------ Input records ------

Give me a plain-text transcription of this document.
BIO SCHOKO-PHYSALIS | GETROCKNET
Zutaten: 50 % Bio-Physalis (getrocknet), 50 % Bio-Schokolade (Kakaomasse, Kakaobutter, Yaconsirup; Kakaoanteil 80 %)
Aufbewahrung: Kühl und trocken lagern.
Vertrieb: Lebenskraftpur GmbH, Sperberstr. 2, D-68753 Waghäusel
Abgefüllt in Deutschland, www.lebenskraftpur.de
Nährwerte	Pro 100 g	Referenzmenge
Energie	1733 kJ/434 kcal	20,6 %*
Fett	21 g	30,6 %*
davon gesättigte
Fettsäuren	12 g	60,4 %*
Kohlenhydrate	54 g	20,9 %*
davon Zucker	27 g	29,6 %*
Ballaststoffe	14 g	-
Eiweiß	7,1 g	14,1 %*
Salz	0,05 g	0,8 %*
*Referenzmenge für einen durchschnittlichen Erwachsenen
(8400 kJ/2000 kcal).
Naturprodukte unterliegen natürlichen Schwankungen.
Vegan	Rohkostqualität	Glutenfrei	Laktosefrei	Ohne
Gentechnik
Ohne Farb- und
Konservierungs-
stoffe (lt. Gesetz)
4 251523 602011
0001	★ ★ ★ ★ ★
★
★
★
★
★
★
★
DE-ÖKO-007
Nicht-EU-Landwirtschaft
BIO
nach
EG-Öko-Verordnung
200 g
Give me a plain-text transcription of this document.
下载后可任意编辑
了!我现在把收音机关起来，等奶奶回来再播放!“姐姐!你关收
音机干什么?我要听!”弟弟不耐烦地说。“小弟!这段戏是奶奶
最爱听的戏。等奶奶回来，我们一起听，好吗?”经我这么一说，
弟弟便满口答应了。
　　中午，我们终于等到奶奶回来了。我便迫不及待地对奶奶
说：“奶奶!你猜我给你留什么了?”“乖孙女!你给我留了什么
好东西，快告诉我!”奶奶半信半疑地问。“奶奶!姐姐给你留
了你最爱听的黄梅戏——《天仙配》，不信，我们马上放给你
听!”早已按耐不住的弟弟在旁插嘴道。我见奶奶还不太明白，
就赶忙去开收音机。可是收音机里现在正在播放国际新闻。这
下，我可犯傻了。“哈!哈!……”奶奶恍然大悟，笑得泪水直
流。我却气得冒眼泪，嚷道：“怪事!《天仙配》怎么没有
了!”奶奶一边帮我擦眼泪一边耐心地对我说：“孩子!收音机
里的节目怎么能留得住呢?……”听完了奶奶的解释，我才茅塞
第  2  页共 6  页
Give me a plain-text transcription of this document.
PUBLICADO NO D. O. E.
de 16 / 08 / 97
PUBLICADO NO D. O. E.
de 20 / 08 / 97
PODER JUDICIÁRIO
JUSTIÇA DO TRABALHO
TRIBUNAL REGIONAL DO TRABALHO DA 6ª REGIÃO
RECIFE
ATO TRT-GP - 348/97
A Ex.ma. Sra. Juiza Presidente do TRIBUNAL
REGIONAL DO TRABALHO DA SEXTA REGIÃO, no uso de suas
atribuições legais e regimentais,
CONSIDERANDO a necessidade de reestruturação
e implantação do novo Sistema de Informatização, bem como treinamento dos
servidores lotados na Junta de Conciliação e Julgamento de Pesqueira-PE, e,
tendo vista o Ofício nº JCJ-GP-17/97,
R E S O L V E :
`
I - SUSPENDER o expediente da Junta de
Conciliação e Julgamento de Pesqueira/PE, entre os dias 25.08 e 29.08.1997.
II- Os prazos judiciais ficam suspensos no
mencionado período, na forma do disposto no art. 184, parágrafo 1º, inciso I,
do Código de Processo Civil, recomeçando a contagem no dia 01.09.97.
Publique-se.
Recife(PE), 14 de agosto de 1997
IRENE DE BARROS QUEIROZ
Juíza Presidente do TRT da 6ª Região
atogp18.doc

------

Required work
Count every line in the entries above where the word "TRIBUNAL" appears; respond with the number alone.

Task solution
2